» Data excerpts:
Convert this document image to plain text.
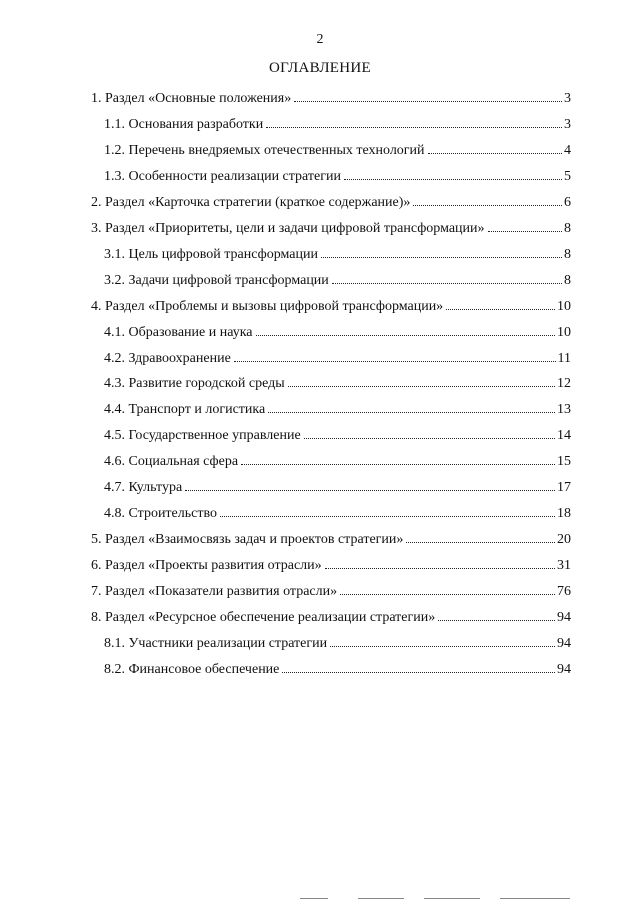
2
ОГЛАВЛЕНИЕ
1. Раздел «Основные положения»	3
1.1. Основания разработки	3
1.2. Перечень внедряемых отечественных технологий	4
1.3. Особенности реализации стратегии	5
2. Раздел «Карточка стратегии (краткое содержание)»	6
3. Раздел «Приоритеты, цели и задачи цифровой трансформации»	8
3.1. Цель цифровой трансформации	8
3.2. Задачи цифровой трансформации	8
4. Раздел «Проблемы и вызовы цифровой трансформации»	10
4.1. Образование и наука	10
4.2. Здравоохранение	11
4.3. Развитие городской среды	12
4.4. Транспорт и логистика	13
4.5. Государственное управление	14
4.6. Социальная сфера	15
4.7. Культура	17
4.8. Строительство	18
5. Раздел «Взаимосвязь задач и проектов стратегии»	20
6. Раздел «Проекты развития отрасли»	31
7. Раздел «Показатели развития отрасли»	76
8. Раздел «Ресурсное обеспечение реализации стратегии»	94
8.1. Участники реализации стратегии	94
8.2. Финансовое обеспечение	94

» Your instructions:
Each line of the data is to be duplicated exactly; pictures stay out of the copy.

» Exercise answer:
Convert this document image to plain text.
2
ОГЛАВЛЕНИЕ
1. Раздел «Основные положения»	3
1.1. Основания разработки	3
1.2. Перечень внедряемых отечественных технологий	4
1.3. Особенности реализации стратегии	5
2. Раздел «Карточка стратегии (краткое содержание)»	6
3. Раздел «Приоритеты, цели и задачи цифровой трансформации»	8
3.1. Цель цифровой трансформации	8
3.2. Задачи цифровой трансформации	8
4. Раздел «Проблемы и вызовы цифровой трансформации»	10
4.1. Образование и наука	10
4.2. Здравоохранение	11
4.3. Развитие городской среды	12
4.4. Транспорт и логистика	13
4.5. Государственное управление	14
4.6. Социальная сфера	15
4.7. Культура	17
4.8. Строительство	18
5. Раздел «Взаимосвязь задач и проектов стратегии»	20
6. Раздел «Проекты развития отрасли»	31
7. Раздел «Показатели развития отрасли»	76
8. Раздел «Ресурсное обеспечение реализации стратегии»	94
8.1. Участники реализации стратегии	94
8.2. Финансовое обеспечение	94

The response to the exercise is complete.